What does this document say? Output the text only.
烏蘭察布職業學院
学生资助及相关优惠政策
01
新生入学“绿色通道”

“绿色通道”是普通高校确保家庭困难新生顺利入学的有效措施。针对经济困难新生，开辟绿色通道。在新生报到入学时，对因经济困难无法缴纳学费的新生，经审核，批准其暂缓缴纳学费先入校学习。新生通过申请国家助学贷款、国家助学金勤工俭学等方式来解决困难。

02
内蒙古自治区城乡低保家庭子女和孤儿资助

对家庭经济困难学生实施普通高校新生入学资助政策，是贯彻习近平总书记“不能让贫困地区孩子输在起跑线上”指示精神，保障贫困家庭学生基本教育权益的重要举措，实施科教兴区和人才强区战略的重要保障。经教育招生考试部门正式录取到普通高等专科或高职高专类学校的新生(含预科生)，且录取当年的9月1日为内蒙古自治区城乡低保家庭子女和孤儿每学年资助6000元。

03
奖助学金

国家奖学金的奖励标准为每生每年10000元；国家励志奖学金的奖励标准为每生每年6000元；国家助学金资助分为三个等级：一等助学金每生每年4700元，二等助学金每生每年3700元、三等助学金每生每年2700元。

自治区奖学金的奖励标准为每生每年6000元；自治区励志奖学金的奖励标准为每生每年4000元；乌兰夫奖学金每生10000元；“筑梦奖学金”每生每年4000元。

━━━━━━━━━━━━━━━━━━━━━━━━━━━━━━

■ To be done
Transcribe the material exactly as it reads.

■ Written answer
What does this document say? Output the text only.
烏蘭察布職業學院
学生资助及相关优惠政策
01
新生入学“绿色通道”

“绿色通道”是普通高校确保家庭困难新生顺利入学的有效措施。针对经济困难新生，开辟绿色通道。在新生报到入学时，对因经济困难无法缴纳学费的新生，经审核，批准其暂缓缴纳学费先入校学习。新生通过申请国家助学贷款、国家助学金勤工俭学等方式来解决困难。

02
内蒙古自治区城乡低保家庭子女和孤儿资助

对家庭经济困难学生实施普通高校新生入学资助政策，是贯彻习近平总书记“不能让贫困地区孩子输在起跑线上”指示精神，保障贫困家庭学生基本教育权益的重要举措，实施科教兴区和人才强区战略的重要保障。经教育招生考试部门正式录取到普通高等专科或高职高专类学校的新生(含预科生)，且录取当年的9月1日为内蒙古自治区城乡低保家庭子女和孤儿每学年资助6000元。

03
奖助学金

国家奖学金的奖励标准为每生每年10000元；国家励志奖学金的奖励标准为每生每年6000元；国家助学金资助分为三个等级：一等助学金每生每年4700元，二等助学金每生每年3700元、三等助学金每生每年2700元。

自治区奖学金的奖励标准为每生每年6000元；自治区励志奖学金的奖励标准为每生每年4000元；乌兰夫奖学金每生10000元；“筑梦奖学金”每生每年4000元。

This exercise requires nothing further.